====== Excerpted records

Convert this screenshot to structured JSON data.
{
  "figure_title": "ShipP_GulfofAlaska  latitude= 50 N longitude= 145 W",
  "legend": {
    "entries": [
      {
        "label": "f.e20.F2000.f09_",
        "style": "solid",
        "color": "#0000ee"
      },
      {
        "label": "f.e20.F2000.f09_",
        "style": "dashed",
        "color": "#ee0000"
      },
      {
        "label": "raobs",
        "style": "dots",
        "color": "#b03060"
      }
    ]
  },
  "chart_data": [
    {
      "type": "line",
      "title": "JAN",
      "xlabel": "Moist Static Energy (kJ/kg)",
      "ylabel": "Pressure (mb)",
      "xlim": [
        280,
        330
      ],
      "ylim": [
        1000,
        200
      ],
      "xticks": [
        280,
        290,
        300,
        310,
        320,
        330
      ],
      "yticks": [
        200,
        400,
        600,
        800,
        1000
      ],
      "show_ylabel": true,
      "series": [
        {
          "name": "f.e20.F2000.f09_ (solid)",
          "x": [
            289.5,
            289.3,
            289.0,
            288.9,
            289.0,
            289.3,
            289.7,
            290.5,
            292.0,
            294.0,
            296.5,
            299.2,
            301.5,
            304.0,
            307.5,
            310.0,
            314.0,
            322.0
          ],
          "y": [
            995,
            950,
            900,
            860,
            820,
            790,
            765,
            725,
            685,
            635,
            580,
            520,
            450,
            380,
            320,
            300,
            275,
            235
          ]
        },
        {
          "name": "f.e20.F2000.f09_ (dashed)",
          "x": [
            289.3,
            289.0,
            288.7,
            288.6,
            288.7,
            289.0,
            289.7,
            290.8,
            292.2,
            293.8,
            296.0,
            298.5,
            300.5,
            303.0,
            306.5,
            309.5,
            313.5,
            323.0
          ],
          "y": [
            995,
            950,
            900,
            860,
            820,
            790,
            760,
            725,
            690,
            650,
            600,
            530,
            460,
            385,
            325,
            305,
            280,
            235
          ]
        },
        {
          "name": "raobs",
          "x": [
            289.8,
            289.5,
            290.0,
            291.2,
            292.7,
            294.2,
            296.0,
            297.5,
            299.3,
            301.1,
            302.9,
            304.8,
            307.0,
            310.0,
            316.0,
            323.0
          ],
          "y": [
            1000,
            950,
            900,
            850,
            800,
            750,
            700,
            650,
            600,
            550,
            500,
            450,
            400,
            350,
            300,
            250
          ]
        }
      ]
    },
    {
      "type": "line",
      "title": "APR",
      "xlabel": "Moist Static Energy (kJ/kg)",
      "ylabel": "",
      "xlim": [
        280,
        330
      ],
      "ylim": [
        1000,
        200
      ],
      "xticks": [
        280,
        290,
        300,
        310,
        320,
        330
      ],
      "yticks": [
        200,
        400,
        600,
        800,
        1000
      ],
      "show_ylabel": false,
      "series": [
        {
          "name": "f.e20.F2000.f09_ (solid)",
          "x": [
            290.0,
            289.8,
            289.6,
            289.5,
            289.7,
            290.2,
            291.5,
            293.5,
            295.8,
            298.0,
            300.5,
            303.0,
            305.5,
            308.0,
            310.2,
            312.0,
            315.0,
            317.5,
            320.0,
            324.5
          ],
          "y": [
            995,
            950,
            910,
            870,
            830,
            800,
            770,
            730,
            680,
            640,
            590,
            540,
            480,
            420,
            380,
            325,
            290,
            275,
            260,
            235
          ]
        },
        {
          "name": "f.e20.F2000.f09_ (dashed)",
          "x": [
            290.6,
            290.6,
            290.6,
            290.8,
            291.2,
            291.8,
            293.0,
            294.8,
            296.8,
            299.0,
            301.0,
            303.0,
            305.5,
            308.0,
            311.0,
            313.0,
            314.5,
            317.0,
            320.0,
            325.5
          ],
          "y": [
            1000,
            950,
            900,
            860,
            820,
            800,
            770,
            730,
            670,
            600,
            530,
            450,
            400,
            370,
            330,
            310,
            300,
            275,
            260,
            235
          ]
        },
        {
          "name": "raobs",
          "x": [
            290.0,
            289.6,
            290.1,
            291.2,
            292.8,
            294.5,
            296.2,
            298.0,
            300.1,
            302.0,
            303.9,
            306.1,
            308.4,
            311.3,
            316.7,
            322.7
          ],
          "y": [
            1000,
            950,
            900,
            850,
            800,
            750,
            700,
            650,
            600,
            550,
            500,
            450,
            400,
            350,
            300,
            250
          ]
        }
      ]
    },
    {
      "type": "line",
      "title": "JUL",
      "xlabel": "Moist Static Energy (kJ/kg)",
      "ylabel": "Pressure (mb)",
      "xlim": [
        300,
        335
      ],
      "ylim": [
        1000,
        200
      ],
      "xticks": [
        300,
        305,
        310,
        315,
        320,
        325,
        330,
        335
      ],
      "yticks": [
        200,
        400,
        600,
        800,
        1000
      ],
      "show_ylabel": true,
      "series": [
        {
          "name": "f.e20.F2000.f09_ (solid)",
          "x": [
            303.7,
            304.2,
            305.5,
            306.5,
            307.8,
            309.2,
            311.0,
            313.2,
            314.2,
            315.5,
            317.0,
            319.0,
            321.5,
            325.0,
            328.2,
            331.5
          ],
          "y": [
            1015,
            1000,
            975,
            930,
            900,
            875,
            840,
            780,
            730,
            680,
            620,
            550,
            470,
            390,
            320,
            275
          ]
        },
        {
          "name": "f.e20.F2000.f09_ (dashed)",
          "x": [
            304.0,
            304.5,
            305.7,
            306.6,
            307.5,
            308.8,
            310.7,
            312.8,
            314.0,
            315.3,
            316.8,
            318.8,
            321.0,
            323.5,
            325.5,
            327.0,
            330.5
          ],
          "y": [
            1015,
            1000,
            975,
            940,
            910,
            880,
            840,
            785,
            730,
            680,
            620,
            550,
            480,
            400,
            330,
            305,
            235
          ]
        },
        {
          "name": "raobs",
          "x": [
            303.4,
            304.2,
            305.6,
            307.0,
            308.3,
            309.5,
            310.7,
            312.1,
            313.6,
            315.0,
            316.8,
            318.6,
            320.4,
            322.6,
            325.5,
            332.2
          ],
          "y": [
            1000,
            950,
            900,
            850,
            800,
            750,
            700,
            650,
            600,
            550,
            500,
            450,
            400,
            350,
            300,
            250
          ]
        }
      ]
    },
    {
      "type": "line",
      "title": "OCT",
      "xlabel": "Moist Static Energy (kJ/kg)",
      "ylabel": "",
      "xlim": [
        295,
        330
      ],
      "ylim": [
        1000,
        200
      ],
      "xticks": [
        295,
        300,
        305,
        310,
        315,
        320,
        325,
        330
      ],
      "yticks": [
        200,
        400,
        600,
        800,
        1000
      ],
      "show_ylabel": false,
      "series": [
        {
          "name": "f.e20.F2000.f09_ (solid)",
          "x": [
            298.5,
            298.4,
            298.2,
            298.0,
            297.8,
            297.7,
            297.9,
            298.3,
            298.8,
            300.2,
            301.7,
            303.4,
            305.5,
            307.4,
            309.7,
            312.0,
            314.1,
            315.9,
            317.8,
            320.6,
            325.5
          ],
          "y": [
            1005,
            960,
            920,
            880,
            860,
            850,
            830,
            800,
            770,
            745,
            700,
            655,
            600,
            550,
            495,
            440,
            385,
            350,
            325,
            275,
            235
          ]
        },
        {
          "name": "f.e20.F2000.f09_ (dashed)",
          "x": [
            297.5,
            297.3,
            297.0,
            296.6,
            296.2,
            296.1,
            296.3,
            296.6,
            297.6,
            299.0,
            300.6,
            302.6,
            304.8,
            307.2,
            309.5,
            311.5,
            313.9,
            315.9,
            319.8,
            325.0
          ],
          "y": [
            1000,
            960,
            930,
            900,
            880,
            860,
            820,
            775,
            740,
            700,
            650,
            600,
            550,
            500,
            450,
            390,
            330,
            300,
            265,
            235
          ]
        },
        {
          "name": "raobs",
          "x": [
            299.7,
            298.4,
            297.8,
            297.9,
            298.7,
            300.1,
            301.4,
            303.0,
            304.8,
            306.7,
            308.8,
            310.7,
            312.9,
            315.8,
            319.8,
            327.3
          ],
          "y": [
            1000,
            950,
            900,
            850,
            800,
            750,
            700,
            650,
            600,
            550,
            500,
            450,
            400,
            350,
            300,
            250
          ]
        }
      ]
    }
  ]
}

============

_Written request_
In the records above, find the lines containing "color" and copy them.

_Task solution_
        "color": "#0000ee"
        "color": "#ee0000"
        "color": "#b03060"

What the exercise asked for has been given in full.